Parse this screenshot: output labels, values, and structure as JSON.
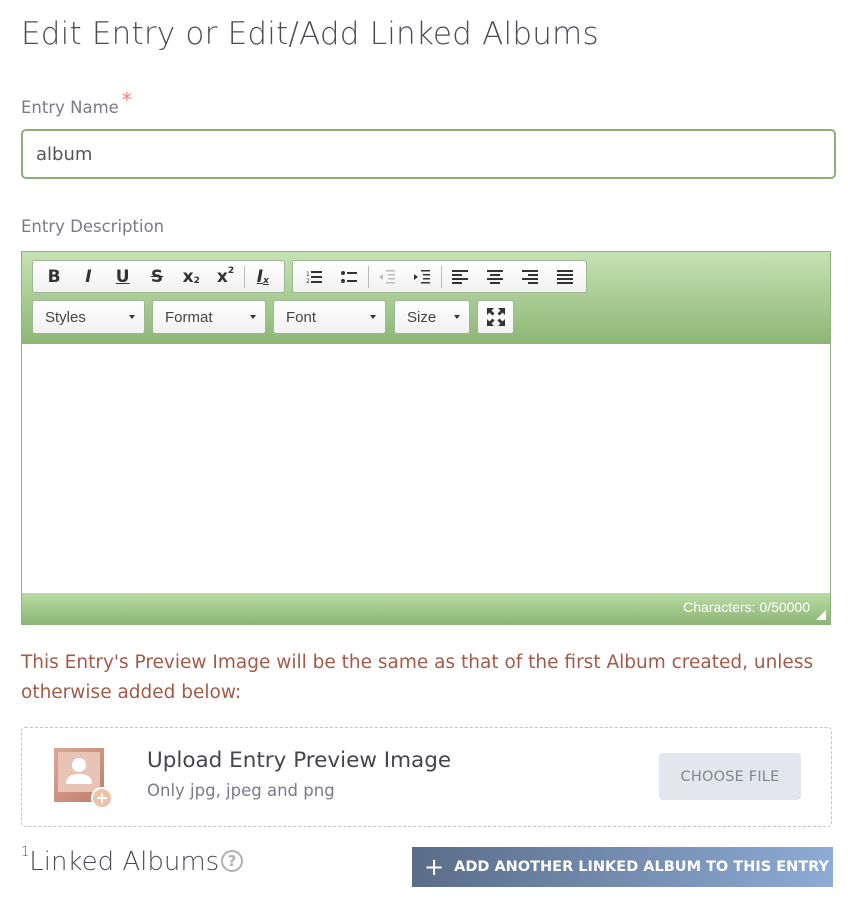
{
  "page": {
    "title": "Edit Entry or Edit/Add Linked Albums"
  },
  "entry_name": {
    "label": "Entry Name",
    "required_mark": "*",
    "value": "album"
  },
  "entry_description": {
    "label": "Entry Description",
    "toolbar": {
      "buttons": [
        "bold-icon",
        "italic-icon",
        "underline-icon",
        "strikethrough-icon",
        "subscript-icon",
        "superscript-icon",
        "remove-format-icon",
        "numbered-list-icon",
        "bulleted-list-icon",
        "outdent-icon",
        "indent-icon",
        "align-left-icon",
        "align-center-icon",
        "align-right-icon",
        "justify-icon"
      ],
      "styles": "Styles",
      "format": "Format",
      "font": "Font",
      "size": "Size"
    },
    "char_count": "Characters: 0/50000",
    "colors": {
      "toolbar_top": "#c5e2b3",
      "toolbar_bottom": "#8db676",
      "border": "#8fb27c"
    }
  },
  "preview_note": "This Entry's Preview Image will be the same as that of the first Album created, unless otherwise added below:",
  "upload": {
    "title": "Upload Entry Preview Image",
    "subtitle": "Only jpg, jpeg and png",
    "button": "CHOOSE FILE"
  },
  "linked_albums": {
    "superscript": "1",
    "title": "Linked Albums",
    "help_icon": "?",
    "add_button": "ADD ANOTHER LINKED ALBUM TO THIS ENTRY",
    "add_icon": "+"
  },
  "colors": {
    "accent_green": "#8cb07a",
    "note_text": "#a35a47",
    "button_blue_start": "#5a6d89",
    "button_blue_end": "#8dabd5"
  }
}
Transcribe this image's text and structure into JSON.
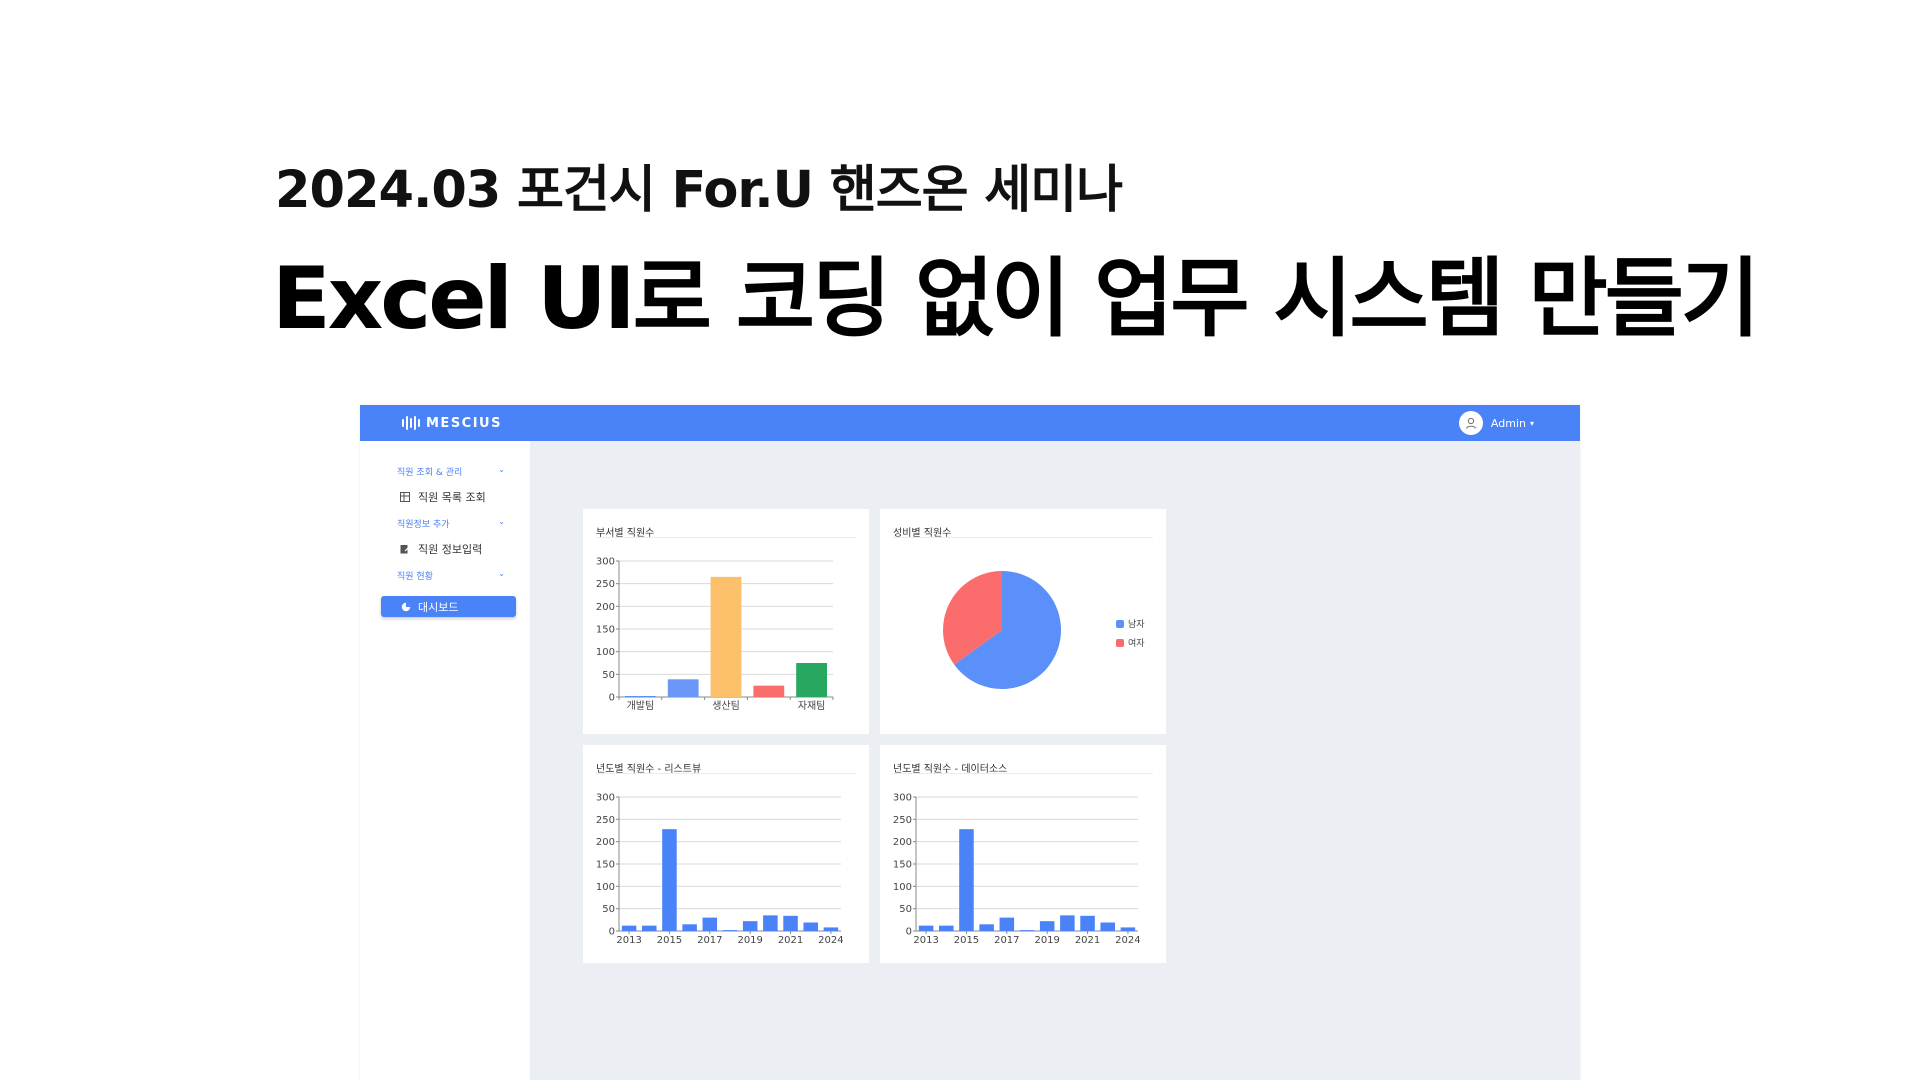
{
  "slide": {
    "subtitle": "2024.03 포건시 For.U 핸즈온 세미나",
    "headline": "Excel UI로 코딩 없이 업무 시스템 만들기"
  },
  "app": {
    "brand": "MESCIUS",
    "user_name": "Admin",
    "accent": "#4a82f7",
    "sidebar": {
      "groups": [
        {
          "label": "직원 조회 & 관리",
          "items": [
            {
              "label": "직원 목록 조회",
              "icon": "table-icon"
            }
          ]
        },
        {
          "label": "직원정보 추가",
          "items": [
            {
              "label": "직원 정보입력",
              "icon": "edit-icon"
            }
          ]
        },
        {
          "label": "직원 현황",
          "items": [
            {
              "label": "대시보드",
              "icon": "pie-chart-icon",
              "active": true
            }
          ]
        }
      ]
    },
    "cards": {
      "dept": {
        "title": "부서별 직원수"
      },
      "gender": {
        "title": "성비별 직원수"
      },
      "year_list": {
        "title": "년도별 직원수 - 리스트뷰"
      },
      "year_source": {
        "title": "년도별 직원수 - 데이터소스"
      }
    }
  },
  "chart_data": [
    {
      "id": "dept",
      "type": "bar",
      "title": "부서별 직원수",
      "categories": [
        "개발팀",
        "",
        "생산팀",
        "",
        "자재팀"
      ],
      "values": [
        2,
        39,
        265,
        25,
        75
      ],
      "colors": [
        "#4a82f7",
        "#6b97f8",
        "#fcc06b",
        "#fb6d6d",
        "#27a760"
      ],
      "ylim": [
        0,
        300
      ],
      "yticks": [
        0,
        50,
        100,
        150,
        200,
        250,
        300
      ],
      "grid": true
    },
    {
      "id": "gender",
      "type": "pie",
      "title": "성비별 직원수",
      "labels": [
        "남자",
        "여자"
      ],
      "values": [
        65,
        35
      ],
      "colors": [
        "#5b8ff9",
        "#fb6d6d"
      ],
      "legend": "right"
    },
    {
      "id": "year_list",
      "type": "bar",
      "title": "년도별 직원수 - 리스트뷰",
      "categories": [
        "2013",
        "2014",
        "2015",
        "2016",
        "2017",
        "2018",
        "2019",
        "2020",
        "2021",
        "2022",
        "2024"
      ],
      "tick_labels": [
        "2013",
        "2015",
        "2017",
        "2019",
        "2021",
        "2024"
      ],
      "values": [
        12,
        12,
        228,
        15,
        30,
        2,
        22,
        35,
        34,
        19,
        8
      ],
      "color": "#4a82f7",
      "ylim": [
        0,
        300
      ],
      "yticks": [
        0,
        50,
        100,
        150,
        200,
        250,
        300
      ],
      "grid": true
    },
    {
      "id": "year_source",
      "type": "bar",
      "title": "년도별 직원수 - 데이터소스",
      "categories": [
        "2013",
        "2014",
        "2015",
        "2016",
        "2017",
        "2018",
        "2019",
        "2020",
        "2021",
        "2022",
        "2024"
      ],
      "tick_labels": [
        "2013",
        "2015",
        "2017",
        "2019",
        "2021",
        "2024"
      ],
      "values": [
        12,
        12,
        228,
        15,
        30,
        2,
        22,
        35,
        34,
        19,
        8
      ],
      "color": "#4a82f7",
      "ylim": [
        0,
        300
      ],
      "yticks": [
        0,
        50,
        100,
        150,
        200,
        250,
        300
      ],
      "grid": true
    }
  ]
}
****************
Direction –
Output an exact copy of the material, with the pictures removed.

Response for this exercise –
Parse this screenshot: output labels, values, and structure as JSON.
{
  "page": {
    "title": "Edit Entry or Edit/Add Linked Albums"
  },
  "entry_name": {
    "label": "Entry Name",
    "required_mark": "*",
    "value": "album"
  },
  "entry_description": {
    "label": "Entry Description",
    "toolbar": {
      "buttons": [
        "bold-icon",
        "italic-icon",
        "underline-icon",
        "strikethrough-icon",
        "subscript-icon",
        "superscript-icon",
        "remove-format-icon",
        "numbered-list-icon",
        "bulleted-list-icon",
        "outdent-icon",
        "indent-icon",
        "align-left-icon",
        "align-center-icon",
        "align-right-icon",
        "justify-icon"
      ],
      "styles": "Styles",
      "format": "Format",
      "font": "Font",
      "size": "Size"
    },
    "char_count": "Characters: 0/50000",
    "colors": {
      "toolbar_top": "#c5e2b3",
      "toolbar_bottom": "#8db676",
      "border": "#8fb27c"
    }
  },
  "preview_note": "This Entry's Preview Image will be the same as that of the first Album created, unless otherwise added below:",
  "upload": {
    "title": "Upload Entry Preview Image",
    "subtitle": "Only jpg, jpeg and png",
    "button": "CHOOSE FILE"
  },
  "linked_albums": {
    "superscript": "1",
    "title": "Linked Albums",
    "help_icon": "?",
    "add_button": "ADD ANOTHER LINKED ALBUM TO THIS ENTRY",
    "add_icon": "+"
  },
  "colors": {
    "accent_green": "#8cb07a",
    "note_text": "#a35a47",
    "button_blue_start": "#5a6d89",
    "button_blue_end": "#8dabd5"
  }
}
Transcribe this image's text and structure into JSON.
{
  "slide": {
    "subtitle": "2024.03 포건시 For.U 핸즈온 세미나",
    "headline": "Excel UI로 코딩 없이 업무 시스템 만들기"
  },
  "app": {
    "brand": "MESCIUS",
    "user_name": "Admin",
    "accent": "#4a82f7",
    "sidebar": {
      "groups": [
        {
          "label": "직원 조회 & 관리",
          "items": [
            {
              "label": "직원 목록 조회",
              "icon": "table-icon"
            }
          ]
        },
        {
          "label": "직원정보 추가",
          "items": [
            {
              "label": "직원 정보입력",
              "icon": "edit-icon"
            }
          ]
        },
        {
          "label": "직원 현황",
          "items": [
            {
              "label": "대시보드",
              "icon": "pie-chart-icon",
              "active": true
            }
          ]
        }
      ]
    },
    "cards": {
      "dept": {
        "title": "부서별 직원수"
      },
      "gender": {
        "title": "성비별 직원수"
      },
      "year_list": {
        "title": "년도별 직원수 - 리스트뷰"
      },
      "year_source": {
        "title": "년도별 직원수 - 데이터소스"
      }
    }
  },
  "chart_data": [
    {
      "id": "dept",
      "type": "bar",
      "title": "부서별 직원수",
      "categories": [
        "개발팀",
        "",
        "생산팀",
        "",
        "자재팀"
      ],
      "values": [
        2,
        39,
        265,
        25,
        75
      ],
      "colors": [
        "#4a82f7",
        "#6b97f8",
        "#fcc06b",
        "#fb6d6d",
        "#27a760"
      ],
      "ylim": [
        0,
        300
      ],
      "yticks": [
        0,
        50,
        100,
        150,
        200,
        250,
        300
      ],
      "grid": true
    },
    {
      "id": "gender",
      "type": "pie",
      "title": "성비별 직원수",
      "labels": [
        "남자",
        "여자"
      ],
      "values": [
        65,
        35
      ],
      "colors": [
        "#5b8ff9",
        "#fb6d6d"
      ],
      "legend": "right"
    },
    {
      "id": "year_list",
      "type": "bar",
      "title": "년도별 직원수 - 리스트뷰",
      "categories": [
        "2013",
        "2014",
        "2015",
        "2016",
        "2017",
        "2018",
        "2019",
        "2020",
        "2021",
        "2022",
        "2024"
      ],
      "tick_labels": [
        "2013",
        "2015",
        "2017",
        "2019",
        "2021",
        "2024"
      ],
      "values": [
        12,
        12,
        228,
        15,
        30,
        2,
        22,
        35,
        34,
        19,
        8
      ],
      "color": "#4a82f7",
      "ylim": [
        0,
        300
      ],
      "yticks": [
        0,
        50,
        100,
        150,
        200,
        250,
        300
      ],
      "grid": true
    },
    {
      "id": "year_source",
      "type": "bar",
      "title": "년도별 직원수 - 데이터소스",
      "categories": [
        "2013",
        "2014",
        "2015",
        "2016",
        "2017",
        "2018",
        "2019",
        "2020",
        "2021",
        "2022",
        "2024"
      ],
      "tick_labels": [
        "2013",
        "2015",
        "2017",
        "2019",
        "2021",
        "2024"
      ],
      "values": [
        12,
        12,
        228,
        15,
        30,
        2,
        22,
        35,
        34,
        19,
        8
      ],
      "color": "#4a82f7",
      "ylim": [
        0,
        300
      ],
      "yticks": [
        0,
        50,
        100,
        150,
        200,
        250,
        300
      ],
      "grid": true
    }
  ]
}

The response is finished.